Your objective:
Scan the data below and pick out the lines containing the word "ylabel".

Collected data:
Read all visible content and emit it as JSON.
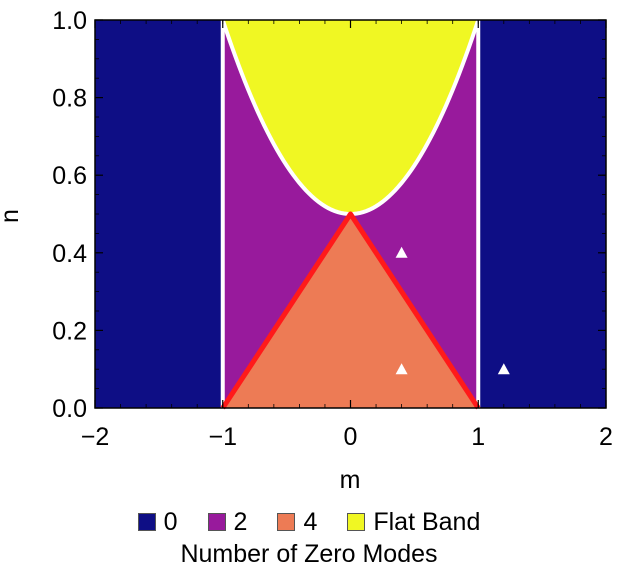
{
  "chart_data": {
    "type": "region-plot",
    "xlabel": "m",
    "ylabel": "n",
    "xlim": [
      -2,
      2
    ],
    "ylim": [
      0,
      1
    ],
    "x_ticks": [
      -2,
      -1,
      0,
      1,
      2
    ],
    "x_tick_labels": [
      "−2",
      "−1",
      "0",
      "1",
      "2"
    ],
    "y_ticks": [
      0.0,
      0.2,
      0.4,
      0.6,
      0.8,
      1.0
    ],
    "y_tick_labels": [
      "0.0",
      "0.2",
      "0.4",
      "0.6",
      "0.8",
      "1.0"
    ],
    "regions": [
      {
        "name": "0",
        "color": "#0e0e85",
        "description": "|m| > 1"
      },
      {
        "name": "2",
        "color": "#981a9c",
        "description": "|m| < 1 outside other regions"
      },
      {
        "name": "4",
        "color": "#ed7b55",
        "description": "triangle, vertices (-1,0),(1,0),(0,0.5)"
      },
      {
        "name": "Flat Band",
        "color": "#f0f723",
        "description": "n > (1 + m^2)/2, |m| <= 1"
      }
    ],
    "boundaries": {
      "triangle_color": "#ff1a1a",
      "white_boundaries": [
        "m = -1",
        "m = 1",
        "n = (1 + m^2)/2"
      ]
    },
    "markers": [
      {
        "x": 0.4,
        "y": 0.4
      },
      {
        "x": 0.4,
        "y": 0.1
      },
      {
        "x": 1.2,
        "y": 0.1
      }
    ],
    "legend": {
      "placement": "bottom",
      "items": [
        "0",
        "2",
        "4",
        "Flat Band"
      ],
      "title": "Number of Zero Modes"
    }
  }
}
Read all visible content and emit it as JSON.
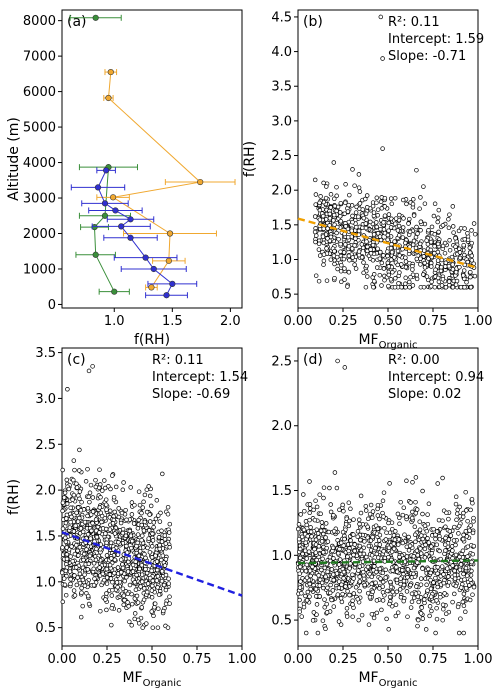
{
  "colors": {
    "green": "#3a8f3a",
    "orange": "#f0a830",
    "blue": "#3030d0",
    "orange_fit": "#f0a000",
    "blue_fit": "#2020e0",
    "green_fit": "#1f7a1f",
    "point": "#000000"
  },
  "chart_data": [
    {
      "panel": "a",
      "type": "scatter",
      "panel_label": "(a)",
      "xlabel": "f(RH)",
      "ylabel": "Altitude (m)",
      "xlim": [
        0.55,
        2.1
      ],
      "ylim": [
        -100,
        8300
      ],
      "xticks": [
        "1.0",
        "1.5",
        "2.0"
      ],
      "yticks": [
        "0",
        "1000",
        "2000",
        "3000",
        "4000",
        "5000",
        "6000",
        "7000",
        "8000"
      ],
      "series": [
        {
          "color": "green",
          "points": [
            {
              "x": 0.84,
              "y": 8080,
              "xerr": 0.22
            },
            {
              "x": 0.95,
              "y": 3870,
              "xerr": 0.25
            },
            {
              "x": 0.92,
              "y": 2500,
              "xerr": 0.22
            },
            {
              "x": 0.83,
              "y": 2180,
              "xerr": 0.12
            },
            {
              "x": 0.84,
              "y": 1400,
              "xerr": 0.17
            },
            {
              "x": 1.0,
              "y": 360,
              "xerr": 0.13
            }
          ]
        },
        {
          "color": "orange",
          "points": [
            {
              "x": 0.97,
              "y": 6550,
              "xerr": 0.05
            },
            {
              "x": 0.95,
              "y": 5820,
              "xerr": 0.04
            },
            {
              "x": 1.74,
              "y": 3450,
              "xerr": 0.3
            },
            {
              "x": 0.99,
              "y": 3020,
              "xerr": 0.14
            },
            {
              "x": 1.48,
              "y": 2000,
              "xerr": 0.4
            },
            {
              "x": 1.47,
              "y": 1230,
              "xerr": 0.14
            },
            {
              "x": 1.32,
              "y": 480,
              "xerr": 0.05
            }
          ]
        },
        {
          "color": "blue",
          "points": [
            {
              "x": 0.93,
              "y": 3780,
              "xerr": 0.08
            },
            {
              "x": 0.86,
              "y": 3300,
              "xerr": 0.23
            },
            {
              "x": 0.92,
              "y": 2850,
              "xerr": 0.2
            },
            {
              "x": 1.01,
              "y": 2650,
              "xerr": 0.23
            },
            {
              "x": 1.14,
              "y": 2400,
              "xerr": 0.2
            },
            {
              "x": 1.06,
              "y": 2200,
              "xerr": 0.25
            },
            {
              "x": 1.14,
              "y": 1880,
              "xerr": 0.23
            },
            {
              "x": 1.27,
              "y": 1320,
              "xerr": 0.27
            },
            {
              "x": 1.34,
              "y": 1000,
              "xerr": 0.28
            },
            {
              "x": 1.5,
              "y": 580,
              "xerr": 0.21
            },
            {
              "x": 1.45,
              "y": 260,
              "xerr": 0.18
            }
          ]
        }
      ]
    },
    {
      "panel": "b",
      "type": "scatter",
      "panel_label": "(b)",
      "xlabel": "MF",
      "xlabel_sub": "Organic",
      "ylabel": "f(RH)",
      "xlim": [
        0,
        1
      ],
      "ylim": [
        0.3,
        4.6
      ],
      "xticks": [
        "0.00",
        "0.25",
        "0.50",
        "0.75",
        "1.00"
      ],
      "yticks": [
        "0.5",
        "1.0",
        "1.5",
        "2.0",
        "2.5",
        "3.0",
        "3.5",
        "4.0",
        "4.5"
      ],
      "stats": [
        "R²: 0.11",
        "Intercept: 1.59",
        "Slope: -0.71"
      ],
      "fit": {
        "intercept": 1.59,
        "slope": -0.71,
        "color": "orange_fit"
      },
      "outliers": [
        {
          "x": 0.46,
          "y": 4.5
        },
        {
          "x": 0.47,
          "y": 3.9
        },
        {
          "x": 0.47,
          "y": 2.6
        }
      ],
      "cloud": {
        "n": 900,
        "xmin": 0.1,
        "xmax": 0.98,
        "ymin": 0.6,
        "ymax": 2.4,
        "center": 1.35
      }
    },
    {
      "panel": "c",
      "type": "scatter",
      "panel_label": "(c)",
      "xlabel": "MF",
      "xlabel_sub": "Organic",
      "ylabel": "f(RH)",
      "xlim": [
        0,
        1
      ],
      "ylim": [
        0.3,
        3.55
      ],
      "xticks": [
        "0.00",
        "0.25",
        "0.50",
        "0.75",
        "1.00"
      ],
      "yticks": [
        "0.5",
        "1.0",
        "1.5",
        "2.0",
        "2.5",
        "3.0",
        "3.5"
      ],
      "stats": [
        "R²: 0.11",
        "Intercept: 1.54",
        "Slope: -0.69"
      ],
      "fit": {
        "intercept": 1.54,
        "slope": -0.69,
        "color": "blue_fit"
      },
      "outliers": [
        {
          "x": 0.17,
          "y": 3.35
        },
        {
          "x": 0.15,
          "y": 3.3
        },
        {
          "x": 0.03,
          "y": 3.1
        }
      ],
      "cloud": {
        "n": 1100,
        "xmin": 0.0,
        "xmax": 0.6,
        "ymin": 0.5,
        "ymax": 2.8,
        "center": 1.35
      }
    },
    {
      "panel": "d",
      "type": "scatter",
      "panel_label": "(d)",
      "xlabel": "MF",
      "xlabel_sub": "Organic",
      "ylabel": "",
      "xlim": [
        0,
        1
      ],
      "ylim": [
        0.3,
        2.6
      ],
      "xticks": [
        "0.00",
        "0.25",
        "0.50",
        "0.75",
        "1.00"
      ],
      "yticks": [
        "0.5",
        "1.0",
        "1.5",
        "2.0",
        "2.5"
      ],
      "stats": [
        "R²: 0.00",
        "Intercept: 0.94",
        "Slope: 0.02"
      ],
      "fit": {
        "intercept": 0.94,
        "slope": 0.02,
        "color": "green_fit"
      },
      "outliers": [
        {
          "x": 0.22,
          "y": 2.5
        },
        {
          "x": 0.26,
          "y": 2.45
        }
      ],
      "cloud": {
        "n": 1300,
        "xmin": 0.0,
        "xmax": 0.98,
        "ymin": 0.4,
        "ymax": 2.1,
        "center": 0.95
      }
    }
  ]
}
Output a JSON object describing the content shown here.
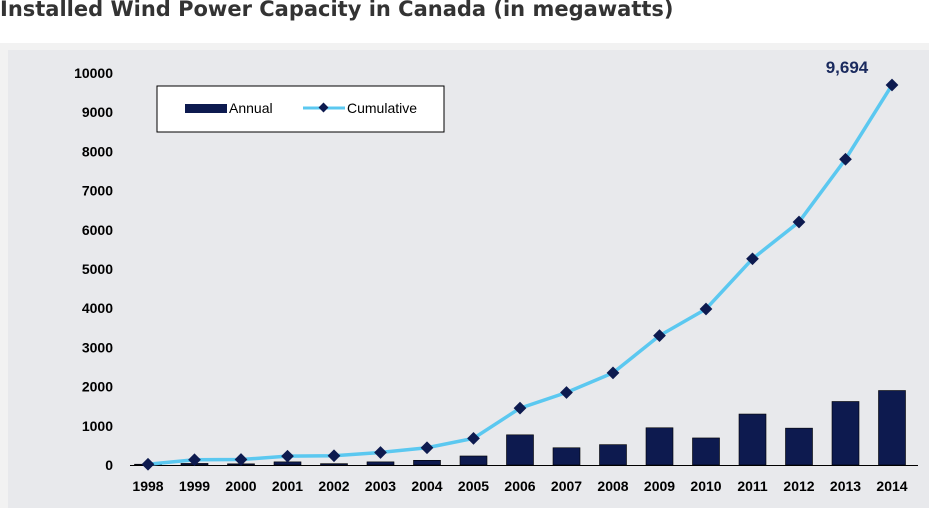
{
  "title": "Installed Wind Power Capacity in Canada (in megawatts)",
  "colors": {
    "annual": "#0d1a4f",
    "cumulative_line": "#5bc8f0",
    "cumulative_marker": "#0d1a4f",
    "annotation": "#1a2a5e"
  },
  "chart_data": {
    "type": "bar",
    "categories": [
      "1998",
      "1999",
      "2000",
      "2001",
      "2002",
      "2003",
      "2004",
      "2005",
      "2006",
      "2007",
      "2008",
      "2009",
      "2010",
      "2011",
      "2012",
      "2013",
      "2014"
    ],
    "series": [
      {
        "name": "Annual",
        "type": "bar",
        "values": [
          20,
          40,
          30,
          80,
          35,
          80,
          120,
          230,
          770,
          440,
          520,
          950,
          690,
          1300,
          940,
          1620,
          1900
        ]
      },
      {
        "name": "Cumulative",
        "type": "line",
        "values": [
          20,
          135,
          140,
          225,
          235,
          320,
          440,
          680,
          1450,
          1850,
          2350,
          3300,
          3980,
          5260,
          6200,
          7800,
          9694
        ]
      }
    ],
    "annotation": {
      "category": "2014",
      "text": "9,694"
    },
    "y_ticks": [
      "0",
      "1000",
      "2000",
      "3000",
      "4000",
      "5000",
      "6000",
      "7000",
      "8000",
      "9000",
      "10000"
    ],
    "ylim": [
      0,
      10000
    ],
    "xlabel": "",
    "ylabel": "",
    "grid": false,
    "legend_position": "top-left"
  }
}
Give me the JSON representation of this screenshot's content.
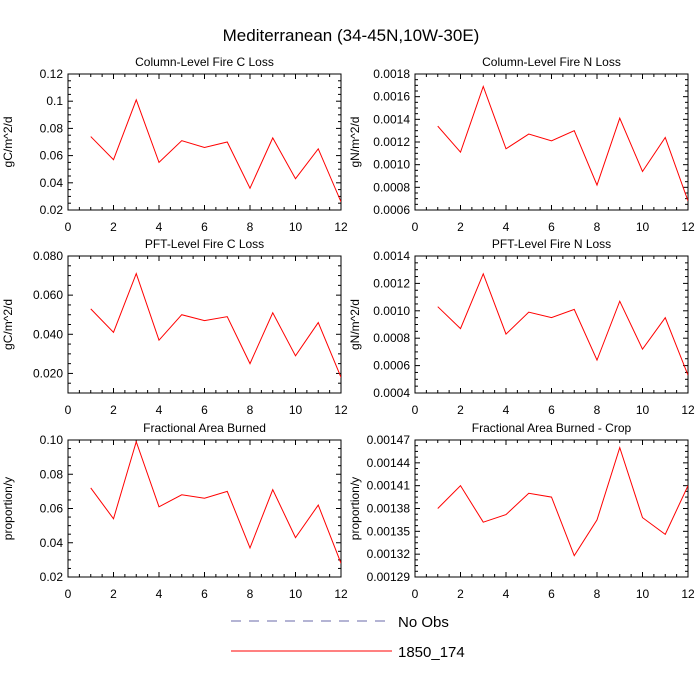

Worked solution:
    "ylabel": "n",
      "ylabel": "Altitude (m)",
      "ylabel": "f(RH)",
      "ylabel": "f(RH)",
      "ylabel": "",
    "ylabel": "",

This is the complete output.